Short task. Which lines hold the word "When"? Copy each one.

(Stored data)
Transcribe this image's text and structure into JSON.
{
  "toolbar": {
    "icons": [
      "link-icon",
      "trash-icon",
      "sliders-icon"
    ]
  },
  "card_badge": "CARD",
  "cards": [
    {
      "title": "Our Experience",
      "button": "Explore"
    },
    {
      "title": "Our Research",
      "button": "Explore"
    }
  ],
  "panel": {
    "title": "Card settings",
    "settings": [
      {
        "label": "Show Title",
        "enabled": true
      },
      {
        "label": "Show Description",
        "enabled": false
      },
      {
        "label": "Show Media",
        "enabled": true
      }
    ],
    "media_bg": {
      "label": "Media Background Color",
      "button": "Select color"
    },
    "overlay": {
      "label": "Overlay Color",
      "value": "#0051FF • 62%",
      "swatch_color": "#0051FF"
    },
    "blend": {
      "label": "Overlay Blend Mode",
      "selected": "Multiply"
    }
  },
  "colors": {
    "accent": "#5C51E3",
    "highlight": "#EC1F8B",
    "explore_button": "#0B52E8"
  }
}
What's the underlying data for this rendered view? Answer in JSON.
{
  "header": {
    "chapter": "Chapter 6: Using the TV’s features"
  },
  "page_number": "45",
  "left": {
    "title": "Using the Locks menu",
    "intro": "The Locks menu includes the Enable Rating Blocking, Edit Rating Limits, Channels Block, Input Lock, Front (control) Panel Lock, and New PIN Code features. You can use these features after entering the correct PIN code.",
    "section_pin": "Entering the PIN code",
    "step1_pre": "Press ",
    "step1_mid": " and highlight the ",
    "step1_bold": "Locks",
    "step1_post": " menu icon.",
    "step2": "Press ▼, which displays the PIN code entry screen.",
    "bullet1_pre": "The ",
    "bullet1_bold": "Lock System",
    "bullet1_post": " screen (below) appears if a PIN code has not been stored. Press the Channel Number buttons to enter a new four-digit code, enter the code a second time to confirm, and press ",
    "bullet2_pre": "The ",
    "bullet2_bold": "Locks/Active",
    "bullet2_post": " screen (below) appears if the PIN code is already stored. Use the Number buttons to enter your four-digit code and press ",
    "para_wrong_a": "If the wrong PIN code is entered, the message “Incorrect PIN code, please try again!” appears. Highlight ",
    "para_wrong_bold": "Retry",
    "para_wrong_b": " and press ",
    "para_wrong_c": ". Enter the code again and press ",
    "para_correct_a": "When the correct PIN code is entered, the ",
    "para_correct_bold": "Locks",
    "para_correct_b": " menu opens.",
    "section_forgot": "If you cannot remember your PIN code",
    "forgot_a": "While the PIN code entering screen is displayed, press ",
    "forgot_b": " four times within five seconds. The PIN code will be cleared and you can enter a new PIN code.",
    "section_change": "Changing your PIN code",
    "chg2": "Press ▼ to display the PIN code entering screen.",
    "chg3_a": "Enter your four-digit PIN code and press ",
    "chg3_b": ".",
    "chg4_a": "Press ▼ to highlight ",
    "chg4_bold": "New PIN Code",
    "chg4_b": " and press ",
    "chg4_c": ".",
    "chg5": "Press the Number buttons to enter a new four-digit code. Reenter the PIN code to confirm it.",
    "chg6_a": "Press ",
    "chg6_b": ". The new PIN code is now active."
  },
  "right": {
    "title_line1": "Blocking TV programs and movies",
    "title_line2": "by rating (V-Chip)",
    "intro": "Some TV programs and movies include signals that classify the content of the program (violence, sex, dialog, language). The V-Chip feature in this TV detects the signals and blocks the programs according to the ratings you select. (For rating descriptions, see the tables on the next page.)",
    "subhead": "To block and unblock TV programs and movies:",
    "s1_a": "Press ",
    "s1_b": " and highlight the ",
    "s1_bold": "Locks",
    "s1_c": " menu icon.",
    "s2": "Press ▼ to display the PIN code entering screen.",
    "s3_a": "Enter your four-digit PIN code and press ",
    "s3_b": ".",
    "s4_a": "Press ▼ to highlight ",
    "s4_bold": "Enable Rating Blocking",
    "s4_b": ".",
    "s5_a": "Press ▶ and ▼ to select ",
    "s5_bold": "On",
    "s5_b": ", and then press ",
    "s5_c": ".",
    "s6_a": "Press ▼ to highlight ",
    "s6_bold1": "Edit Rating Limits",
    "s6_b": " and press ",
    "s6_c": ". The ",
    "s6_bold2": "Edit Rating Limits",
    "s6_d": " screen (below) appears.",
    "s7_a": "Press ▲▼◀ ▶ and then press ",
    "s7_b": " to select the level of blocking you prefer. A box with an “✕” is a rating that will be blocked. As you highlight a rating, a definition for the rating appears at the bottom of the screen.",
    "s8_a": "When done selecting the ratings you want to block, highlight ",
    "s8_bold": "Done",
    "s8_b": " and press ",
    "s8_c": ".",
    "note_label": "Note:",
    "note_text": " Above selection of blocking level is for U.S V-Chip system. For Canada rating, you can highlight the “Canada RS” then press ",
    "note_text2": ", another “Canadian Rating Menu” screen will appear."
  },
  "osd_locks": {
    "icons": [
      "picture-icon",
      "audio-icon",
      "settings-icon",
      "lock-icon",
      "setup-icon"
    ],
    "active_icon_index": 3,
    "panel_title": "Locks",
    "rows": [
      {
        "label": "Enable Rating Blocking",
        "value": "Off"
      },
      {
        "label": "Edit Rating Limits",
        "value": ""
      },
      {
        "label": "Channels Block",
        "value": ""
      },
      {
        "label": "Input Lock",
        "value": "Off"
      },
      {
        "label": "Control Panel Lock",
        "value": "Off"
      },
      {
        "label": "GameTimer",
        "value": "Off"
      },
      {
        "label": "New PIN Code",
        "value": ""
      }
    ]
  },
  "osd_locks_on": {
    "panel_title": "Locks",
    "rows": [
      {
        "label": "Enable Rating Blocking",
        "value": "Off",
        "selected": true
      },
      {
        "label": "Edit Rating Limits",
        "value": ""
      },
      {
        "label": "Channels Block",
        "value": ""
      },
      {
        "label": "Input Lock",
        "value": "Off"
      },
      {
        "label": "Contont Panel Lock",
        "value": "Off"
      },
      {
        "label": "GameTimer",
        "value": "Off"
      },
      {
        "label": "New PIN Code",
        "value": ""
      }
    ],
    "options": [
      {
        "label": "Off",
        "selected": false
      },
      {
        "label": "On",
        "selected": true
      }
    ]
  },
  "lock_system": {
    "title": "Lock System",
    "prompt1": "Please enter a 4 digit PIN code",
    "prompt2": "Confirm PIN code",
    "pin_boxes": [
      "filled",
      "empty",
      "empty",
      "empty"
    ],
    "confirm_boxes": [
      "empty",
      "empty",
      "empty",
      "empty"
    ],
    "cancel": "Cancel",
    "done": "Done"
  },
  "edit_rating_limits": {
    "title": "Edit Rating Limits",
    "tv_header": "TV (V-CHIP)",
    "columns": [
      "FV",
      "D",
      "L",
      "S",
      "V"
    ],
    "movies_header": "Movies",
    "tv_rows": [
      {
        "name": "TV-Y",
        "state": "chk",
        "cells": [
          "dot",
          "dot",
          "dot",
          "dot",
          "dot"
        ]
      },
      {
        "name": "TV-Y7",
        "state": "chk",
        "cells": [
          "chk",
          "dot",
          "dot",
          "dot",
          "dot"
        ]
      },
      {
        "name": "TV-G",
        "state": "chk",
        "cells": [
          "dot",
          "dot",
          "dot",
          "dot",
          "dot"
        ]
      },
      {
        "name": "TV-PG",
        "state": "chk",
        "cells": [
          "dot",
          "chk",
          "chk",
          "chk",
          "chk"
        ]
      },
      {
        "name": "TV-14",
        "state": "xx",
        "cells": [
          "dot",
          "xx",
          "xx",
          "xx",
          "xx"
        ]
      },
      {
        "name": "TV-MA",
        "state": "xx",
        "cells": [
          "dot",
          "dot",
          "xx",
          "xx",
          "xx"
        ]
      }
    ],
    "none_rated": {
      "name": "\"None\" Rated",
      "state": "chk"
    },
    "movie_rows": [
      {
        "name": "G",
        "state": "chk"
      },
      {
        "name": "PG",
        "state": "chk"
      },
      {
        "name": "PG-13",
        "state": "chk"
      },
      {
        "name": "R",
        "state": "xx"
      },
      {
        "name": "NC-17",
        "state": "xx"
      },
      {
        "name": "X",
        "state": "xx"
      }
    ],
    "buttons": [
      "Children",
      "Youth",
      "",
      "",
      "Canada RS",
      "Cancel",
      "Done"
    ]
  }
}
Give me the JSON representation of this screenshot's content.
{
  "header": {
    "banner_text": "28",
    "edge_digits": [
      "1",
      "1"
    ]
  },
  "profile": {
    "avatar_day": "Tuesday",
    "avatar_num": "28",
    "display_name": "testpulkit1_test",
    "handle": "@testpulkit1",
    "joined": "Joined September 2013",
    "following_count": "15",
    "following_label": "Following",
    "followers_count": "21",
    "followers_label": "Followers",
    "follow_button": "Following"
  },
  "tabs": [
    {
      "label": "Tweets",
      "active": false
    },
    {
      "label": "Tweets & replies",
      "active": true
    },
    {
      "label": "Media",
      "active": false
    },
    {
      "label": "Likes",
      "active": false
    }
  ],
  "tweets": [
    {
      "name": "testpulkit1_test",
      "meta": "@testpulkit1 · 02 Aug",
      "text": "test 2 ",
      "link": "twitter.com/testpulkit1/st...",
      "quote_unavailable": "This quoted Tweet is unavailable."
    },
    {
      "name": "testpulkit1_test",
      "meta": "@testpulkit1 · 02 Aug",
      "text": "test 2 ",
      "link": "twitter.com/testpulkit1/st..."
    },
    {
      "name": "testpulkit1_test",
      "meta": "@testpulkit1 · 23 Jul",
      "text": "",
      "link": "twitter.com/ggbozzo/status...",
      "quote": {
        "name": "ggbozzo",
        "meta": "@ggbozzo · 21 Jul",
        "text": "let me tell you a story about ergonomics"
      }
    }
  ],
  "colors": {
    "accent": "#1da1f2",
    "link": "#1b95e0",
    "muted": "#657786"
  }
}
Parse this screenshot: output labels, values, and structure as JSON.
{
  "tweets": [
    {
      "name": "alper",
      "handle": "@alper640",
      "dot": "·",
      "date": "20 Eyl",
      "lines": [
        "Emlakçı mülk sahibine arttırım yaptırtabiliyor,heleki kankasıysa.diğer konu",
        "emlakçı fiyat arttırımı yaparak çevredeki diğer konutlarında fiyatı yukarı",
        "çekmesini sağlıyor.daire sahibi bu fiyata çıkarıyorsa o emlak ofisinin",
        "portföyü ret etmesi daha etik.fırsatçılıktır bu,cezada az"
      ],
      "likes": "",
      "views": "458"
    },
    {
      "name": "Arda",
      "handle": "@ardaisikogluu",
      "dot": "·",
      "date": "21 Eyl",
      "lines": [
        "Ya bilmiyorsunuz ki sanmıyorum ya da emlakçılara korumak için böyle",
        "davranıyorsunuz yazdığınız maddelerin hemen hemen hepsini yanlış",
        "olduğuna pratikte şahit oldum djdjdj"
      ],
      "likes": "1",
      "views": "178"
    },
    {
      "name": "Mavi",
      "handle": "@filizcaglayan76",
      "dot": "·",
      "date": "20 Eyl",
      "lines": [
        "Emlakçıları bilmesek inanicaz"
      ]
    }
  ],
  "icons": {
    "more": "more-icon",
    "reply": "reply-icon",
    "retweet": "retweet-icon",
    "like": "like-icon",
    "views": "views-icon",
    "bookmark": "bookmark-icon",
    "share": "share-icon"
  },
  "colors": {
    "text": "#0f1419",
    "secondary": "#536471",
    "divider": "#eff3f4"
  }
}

Finished task.
    "para_correct_a": "When the correct PIN code is entered, the ",
    "s8_a": "When done selecting the ratings you want to block, highlight ",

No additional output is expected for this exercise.